To be done – Word for word, restate every line of the material.
___ Entries provided
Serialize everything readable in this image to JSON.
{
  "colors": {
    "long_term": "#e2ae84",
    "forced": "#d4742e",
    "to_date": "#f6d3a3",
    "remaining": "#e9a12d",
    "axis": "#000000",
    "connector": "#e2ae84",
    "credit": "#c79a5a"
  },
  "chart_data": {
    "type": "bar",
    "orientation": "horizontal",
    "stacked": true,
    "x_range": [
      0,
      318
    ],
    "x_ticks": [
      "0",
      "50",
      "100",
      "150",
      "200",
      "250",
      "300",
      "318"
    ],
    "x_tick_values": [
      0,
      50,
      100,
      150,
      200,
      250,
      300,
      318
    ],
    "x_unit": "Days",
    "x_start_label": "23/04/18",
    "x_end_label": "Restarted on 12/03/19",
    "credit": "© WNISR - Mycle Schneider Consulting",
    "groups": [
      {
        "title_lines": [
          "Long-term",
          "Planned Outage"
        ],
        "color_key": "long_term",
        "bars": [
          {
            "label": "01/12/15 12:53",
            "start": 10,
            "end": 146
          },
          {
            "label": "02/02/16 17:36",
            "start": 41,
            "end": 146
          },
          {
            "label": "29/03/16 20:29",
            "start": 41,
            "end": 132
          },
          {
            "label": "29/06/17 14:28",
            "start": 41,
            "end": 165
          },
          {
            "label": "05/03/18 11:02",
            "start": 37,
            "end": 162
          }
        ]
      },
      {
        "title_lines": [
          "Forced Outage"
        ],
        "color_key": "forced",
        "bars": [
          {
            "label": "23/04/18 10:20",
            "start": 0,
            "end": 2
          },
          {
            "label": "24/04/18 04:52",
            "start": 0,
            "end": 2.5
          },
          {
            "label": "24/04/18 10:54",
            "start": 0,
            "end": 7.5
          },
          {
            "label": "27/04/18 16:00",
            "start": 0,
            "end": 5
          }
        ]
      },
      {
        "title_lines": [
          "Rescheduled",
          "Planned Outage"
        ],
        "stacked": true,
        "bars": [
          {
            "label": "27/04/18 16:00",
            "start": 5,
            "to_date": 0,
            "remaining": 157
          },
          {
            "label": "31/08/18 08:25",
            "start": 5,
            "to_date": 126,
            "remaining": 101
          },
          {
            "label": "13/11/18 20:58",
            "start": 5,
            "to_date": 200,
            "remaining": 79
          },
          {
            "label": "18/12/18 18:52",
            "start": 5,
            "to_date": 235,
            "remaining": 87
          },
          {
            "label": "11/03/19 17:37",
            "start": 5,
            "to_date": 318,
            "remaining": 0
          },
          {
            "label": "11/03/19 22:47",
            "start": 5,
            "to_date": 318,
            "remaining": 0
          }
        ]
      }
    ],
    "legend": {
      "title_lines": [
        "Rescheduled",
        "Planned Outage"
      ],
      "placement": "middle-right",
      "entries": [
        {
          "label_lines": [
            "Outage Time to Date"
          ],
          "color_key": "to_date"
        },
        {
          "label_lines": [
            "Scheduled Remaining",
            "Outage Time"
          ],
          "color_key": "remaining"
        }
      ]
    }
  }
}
______
Full response –
Serialize everything readable in this image to JSON.
{
  "colors": {
    "long_term": "#e2ae84",
    "forced": "#d4742e",
    "to_date": "#f6d3a3",
    "remaining": "#e9a12d",
    "axis": "#000000",
    "connector": "#e2ae84",
    "credit": "#c79a5a"
  },
  "chart_data": {
    "type": "bar",
    "orientation": "horizontal",
    "stacked": true,
    "x_range": [
      0,
      318
    ],
    "x_ticks": [
      "0",
      "50",
      "100",
      "150",
      "200",
      "250",
      "300",
      "318"
    ],
    "x_tick_values": [
      0,
      50,
      100,
      150,
      200,
      250,
      300,
      318
    ],
    "x_unit": "Days",
    "x_start_label": "23/04/18",
    "x_end_label": "Restarted on 12/03/19",
    "credit": "© WNISR - Mycle Schneider Consulting",
    "groups": [
      {
        "title_lines": [
          "Long-term",
          "Planned Outage"
        ],
        "color_key": "long_term",
        "bars": [
          {
            "label": "01/12/15 12:53",
            "start": 10,
            "end": 146
          },
          {
            "label": "02/02/16 17:36",
            "start": 41,
            "end": 146
          },
          {
            "label": "29/03/16 20:29",
            "start": 41,
            "end": 132
          },
          {
            "label": "29/06/17 14:28",
            "start": 41,
            "end": 165
          },
          {
            "label": "05/03/18 11:02",
            "start": 37,
            "end": 162
          }
        ]
      },
      {
        "title_lines": [
          "Forced Outage"
        ],
        "color_key": "forced",
        "bars": [
          {
            "label": "23/04/18 10:20",
            "start": 0,
            "end": 2
          },
          {
            "label": "24/04/18 04:52",
            "start": 0,
            "end": 2.5
          },
          {
            "label": "24/04/18 10:54",
            "start": 0,
            "end": 7.5
          },
          {
            "label": "27/04/18 16:00",
            "start": 0,
            "end": 5
          }
        ]
      },
      {
        "title_lines": [
          "Rescheduled",
          "Planned Outage"
        ],
        "stacked": true,
        "bars": [
          {
            "label": "27/04/18 16:00",
            "start": 5,
            "to_date": 0,
            "remaining": 157
          },
          {
            "label": "31/08/18 08:25",
            "start": 5,
            "to_date": 126,
            "remaining": 101
          },
          {
            "label": "13/11/18 20:58",
            "start": 5,
            "to_date": 200,
            "remaining": 79
          },
          {
            "label": "18/12/18 18:52",
            "start": 5,
            "to_date": 235,
            "remaining": 87
          },
          {
            "label": "11/03/19 17:37",
            "start": 5,
            "to_date": 318,
            "remaining": 0
          },
          {
            "label": "11/03/19 22:47",
            "start": 5,
            "to_date": 318,
            "remaining": 0
          }
        ]
      }
    ],
    "legend": {
      "title_lines": [
        "Rescheduled",
        "Planned Outage"
      ],
      "placement": "middle-right",
      "entries": [
        {
          "label_lines": [
            "Outage Time to Date"
          ],
          "color_key": "to_date"
        },
        {
          "label_lines": [
            "Scheduled Remaining",
            "Outage Time"
          ],
          "color_key": "remaining"
        }
      ]
    }
  }
}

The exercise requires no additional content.